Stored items
*****

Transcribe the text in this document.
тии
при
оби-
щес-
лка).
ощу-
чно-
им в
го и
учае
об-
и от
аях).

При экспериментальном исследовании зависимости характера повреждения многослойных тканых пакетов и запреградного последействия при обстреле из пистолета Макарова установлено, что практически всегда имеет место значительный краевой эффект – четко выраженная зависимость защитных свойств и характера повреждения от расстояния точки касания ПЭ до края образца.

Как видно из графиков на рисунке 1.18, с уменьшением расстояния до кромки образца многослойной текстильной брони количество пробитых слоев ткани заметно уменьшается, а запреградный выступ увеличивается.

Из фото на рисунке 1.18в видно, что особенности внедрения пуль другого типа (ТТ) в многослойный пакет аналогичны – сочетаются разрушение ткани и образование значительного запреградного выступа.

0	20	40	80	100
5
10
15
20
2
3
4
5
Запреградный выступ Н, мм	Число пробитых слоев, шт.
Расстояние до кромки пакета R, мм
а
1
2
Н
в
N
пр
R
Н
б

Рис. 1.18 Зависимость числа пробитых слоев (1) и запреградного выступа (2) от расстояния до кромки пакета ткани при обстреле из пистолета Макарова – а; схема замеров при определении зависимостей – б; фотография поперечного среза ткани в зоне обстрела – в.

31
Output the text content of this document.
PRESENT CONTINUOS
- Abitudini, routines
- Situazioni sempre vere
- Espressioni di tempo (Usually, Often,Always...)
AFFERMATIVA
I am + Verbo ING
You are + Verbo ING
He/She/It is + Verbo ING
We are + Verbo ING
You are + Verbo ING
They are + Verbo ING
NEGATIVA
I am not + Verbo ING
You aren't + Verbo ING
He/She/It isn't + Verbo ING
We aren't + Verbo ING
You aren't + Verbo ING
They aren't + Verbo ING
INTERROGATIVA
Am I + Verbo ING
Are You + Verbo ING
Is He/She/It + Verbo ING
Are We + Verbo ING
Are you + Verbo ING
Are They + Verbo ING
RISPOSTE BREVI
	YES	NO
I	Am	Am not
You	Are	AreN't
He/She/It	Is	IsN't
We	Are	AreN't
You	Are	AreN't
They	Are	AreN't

*****

OBJECTIVE: Look above for lines with the word "document" and copy them all.

WORKED ANSWER:
Transcribe the text in this document.
Output the text content of this document.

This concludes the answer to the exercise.